- _Records for the exercise_:
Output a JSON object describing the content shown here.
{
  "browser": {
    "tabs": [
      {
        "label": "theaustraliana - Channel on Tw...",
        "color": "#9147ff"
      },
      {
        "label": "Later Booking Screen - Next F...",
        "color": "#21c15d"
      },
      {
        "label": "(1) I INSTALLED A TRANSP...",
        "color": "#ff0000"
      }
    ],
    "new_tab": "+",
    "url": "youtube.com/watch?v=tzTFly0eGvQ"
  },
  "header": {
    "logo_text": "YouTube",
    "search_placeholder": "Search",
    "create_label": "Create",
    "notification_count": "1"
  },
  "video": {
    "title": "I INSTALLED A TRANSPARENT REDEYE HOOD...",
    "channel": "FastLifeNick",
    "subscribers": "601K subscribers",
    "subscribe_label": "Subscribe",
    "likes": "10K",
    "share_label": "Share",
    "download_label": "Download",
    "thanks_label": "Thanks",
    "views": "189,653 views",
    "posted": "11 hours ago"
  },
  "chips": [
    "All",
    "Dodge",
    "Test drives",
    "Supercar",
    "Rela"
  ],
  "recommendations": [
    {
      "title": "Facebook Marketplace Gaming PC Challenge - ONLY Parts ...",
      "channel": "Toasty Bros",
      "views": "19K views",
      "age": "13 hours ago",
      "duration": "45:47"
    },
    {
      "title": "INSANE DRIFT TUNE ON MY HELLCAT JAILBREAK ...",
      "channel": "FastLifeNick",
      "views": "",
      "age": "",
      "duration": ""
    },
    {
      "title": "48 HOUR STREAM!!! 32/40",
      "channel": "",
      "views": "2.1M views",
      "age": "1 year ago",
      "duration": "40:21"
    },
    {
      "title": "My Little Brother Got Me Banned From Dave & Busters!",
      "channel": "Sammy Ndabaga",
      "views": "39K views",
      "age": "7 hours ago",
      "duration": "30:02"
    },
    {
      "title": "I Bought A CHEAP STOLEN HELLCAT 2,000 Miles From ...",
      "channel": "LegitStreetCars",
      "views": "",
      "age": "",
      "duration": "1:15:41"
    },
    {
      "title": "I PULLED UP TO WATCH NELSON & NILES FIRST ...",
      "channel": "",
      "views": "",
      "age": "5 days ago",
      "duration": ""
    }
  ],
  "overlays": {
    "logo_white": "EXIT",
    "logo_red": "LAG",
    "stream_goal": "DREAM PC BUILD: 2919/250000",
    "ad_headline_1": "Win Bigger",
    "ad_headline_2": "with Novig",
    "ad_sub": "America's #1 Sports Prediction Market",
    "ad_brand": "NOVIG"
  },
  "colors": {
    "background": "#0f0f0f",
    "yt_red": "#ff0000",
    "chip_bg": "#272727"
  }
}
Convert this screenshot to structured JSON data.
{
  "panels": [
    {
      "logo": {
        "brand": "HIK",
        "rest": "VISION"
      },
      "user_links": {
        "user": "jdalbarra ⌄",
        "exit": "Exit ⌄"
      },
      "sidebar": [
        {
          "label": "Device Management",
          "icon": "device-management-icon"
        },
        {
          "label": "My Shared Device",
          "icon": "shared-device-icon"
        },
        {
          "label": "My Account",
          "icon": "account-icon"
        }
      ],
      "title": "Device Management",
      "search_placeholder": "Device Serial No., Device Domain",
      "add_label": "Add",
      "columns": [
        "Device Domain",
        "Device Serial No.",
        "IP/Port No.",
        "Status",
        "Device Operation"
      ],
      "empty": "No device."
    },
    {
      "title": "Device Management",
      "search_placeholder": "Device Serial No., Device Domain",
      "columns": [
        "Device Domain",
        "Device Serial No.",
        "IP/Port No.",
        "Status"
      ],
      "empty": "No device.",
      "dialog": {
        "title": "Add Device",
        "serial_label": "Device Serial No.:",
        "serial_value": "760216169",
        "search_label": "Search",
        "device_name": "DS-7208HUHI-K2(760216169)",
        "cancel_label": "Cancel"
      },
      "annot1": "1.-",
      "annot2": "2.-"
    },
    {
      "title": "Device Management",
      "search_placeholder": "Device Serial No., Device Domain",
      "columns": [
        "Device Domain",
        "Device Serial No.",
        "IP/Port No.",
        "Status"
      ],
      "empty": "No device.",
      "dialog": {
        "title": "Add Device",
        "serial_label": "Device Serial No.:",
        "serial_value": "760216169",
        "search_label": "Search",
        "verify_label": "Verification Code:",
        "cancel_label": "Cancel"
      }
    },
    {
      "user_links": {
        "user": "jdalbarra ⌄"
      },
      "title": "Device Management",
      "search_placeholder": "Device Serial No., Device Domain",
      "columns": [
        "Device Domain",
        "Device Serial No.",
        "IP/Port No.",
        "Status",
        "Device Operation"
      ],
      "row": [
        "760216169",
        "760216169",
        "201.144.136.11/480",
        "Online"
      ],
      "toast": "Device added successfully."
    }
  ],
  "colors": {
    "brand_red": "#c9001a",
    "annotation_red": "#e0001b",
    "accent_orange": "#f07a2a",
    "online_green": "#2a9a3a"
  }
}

- _Exercise brief_: Print back all the lines verbatim.

- _Correct answer_:
Output a JSON object describing the content shown here.
{
  "browser": {
    "tabs": [
      {
        "label": "theaustraliana - Channel on Tw...",
        "color": "#9147ff"
      },
      {
        "label": "Later Booking Screen - Next F...",
        "color": "#21c15d"
      },
      {
        "label": "(1) I INSTALLED A TRANSP...",
        "color": "#ff0000"
      }
    ],
    "new_tab": "+",
    "url": "youtube.com/watch?v=tzTFly0eGvQ"
  },
  "header": {
    "logo_text": "YouTube",
    "search_placeholder": "Search",
    "create_label": "Create",
    "notification_count": "1"
  },
  "video": {
    "title": "I INSTALLED A TRANSPARENT REDEYE HOOD...",
    "channel": "FastLifeNick",
    "subscribers": "601K subscribers",
    "subscribe_label": "Subscribe",
    "likes": "10K",
    "share_label": "Share",
    "download_label": "Download",
    "thanks_label": "Thanks",
    "views": "189,653 views",
    "posted": "11 hours ago"
  },
  "chips": [
    "All",
    "Dodge",
    "Test drives",
    "Supercar",
    "Rela"
  ],
  "recommendations": [
    {
      "title": "Facebook Marketplace Gaming PC Challenge - ONLY Parts ...",
      "channel": "Toasty Bros",
      "views": "19K views",
      "age": "13 hours ago",
      "duration": "45:47"
    },
    {
      "title": "INSANE DRIFT TUNE ON MY HELLCAT JAILBREAK ...",
      "channel": "FastLifeNick",
      "views": "",
      "age": "",
      "duration": ""
    },
    {
      "title": "48 HOUR STREAM!!! 32/40",
      "channel": "",
      "views": "2.1M views",
      "age": "1 year ago",
      "duration": "40:21"
    },
    {
      "title": "My Little Brother Got Me Banned From Dave & Busters!",
      "channel": "Sammy Ndabaga",
      "views": "39K views",
      "age": "7 hours ago",
      "duration": "30:02"
    },
    {
      "title": "I Bought A CHEAP STOLEN HELLCAT 2,000 Miles From ...",
      "channel": "LegitStreetCars",
      "views": "",
      "age": "",
      "duration": "1:15:41"
    },
    {
      "title": "I PULLED UP TO WATCH NELSON & NILES FIRST ...",
      "channel": "",
      "views": "",
      "age": "5 days ago",
      "duration": ""
    }
  ],
  "overlays": {
    "logo_white": "EXIT",
    "logo_red": "LAG",
    "stream_goal": "DREAM PC BUILD: 2919/250000",
    "ad_headline_1": "Win Bigger",
    "ad_headline_2": "with Novig",
    "ad_sub": "America's #1 Sports Prediction Market",
    "ad_brand": "NOVIG"
  },
  "colors": {
    "background": "#0f0f0f",
    "yt_red": "#ff0000",
    "chip_bg": "#272727"
  }
}
Convert this screenshot to structured JSON data.
{
  "panels": [
    {
      "logo": {
        "brand": "HIK",
        "rest": "VISION"
      },
      "user_links": {
        "user": "jdalbarra ⌄",
        "exit": "Exit ⌄"
      },
      "sidebar": [
        {
          "label": "Device Management",
          "icon": "device-management-icon"
        },
        {
          "label": "My Shared Device",
          "icon": "shared-device-icon"
        },
        {
          "label": "My Account",
          "icon": "account-icon"
        }
      ],
      "title": "Device Management",
      "search_placeholder": "Device Serial No., Device Domain",
      "add_label": "Add",
      "columns": [
        "Device Domain",
        "Device Serial No.",
        "IP/Port No.",
        "Status",
        "Device Operation"
      ],
      "empty": "No device."
    },
    {
      "title": "Device Management",
      "search_placeholder": "Device Serial No., Device Domain",
      "columns": [
        "Device Domain",
        "Device Serial No.",
        "IP/Port No.",
        "Status"
      ],
      "empty": "No device.",
      "dialog": {
        "title": "Add Device",
        "serial_label": "Device Serial No.:",
        "serial_value": "760216169",
        "search_label": "Search",
        "device_name": "DS-7208HUHI-K2(760216169)",
        "cancel_label": "Cancel"
      },
      "annot1": "1.-",
      "annot2": "2.-"
    },
    {
      "title": "Device Management",
      "search_placeholder": "Device Serial No., Device Domain",
      "columns": [
        "Device Domain",
        "Device Serial No.",
        "IP/Port No.",
        "Status"
      ],
      "empty": "No device.",
      "dialog": {
        "title": "Add Device",
        "serial_label": "Device Serial No.:",
        "serial_value": "760216169",
        "search_label": "Search",
        "verify_label": "Verification Code:",
        "cancel_label": "Cancel"
      }
    },
    {
      "user_links": {
        "user": "jdalbarra ⌄"
      },
      "title": "Device Management",
      "search_placeholder": "Device Serial No., Device Domain",
      "columns": [
        "Device Domain",
        "Device Serial No.",
        "IP/Port No.",
        "Status",
        "Device Operation"
      ],
      "row": [
        "760216169",
        "760216169",
        "201.144.136.11/480",
        "Online"
      ],
      "toast": "Device added successfully."
    }
  ],
  "colors": {
    "brand_red": "#c9001a",
    "annotation_red": "#e0001b",
    "accent_orange": "#f07a2a",
    "online_green": "#2a9a3a"
  }
}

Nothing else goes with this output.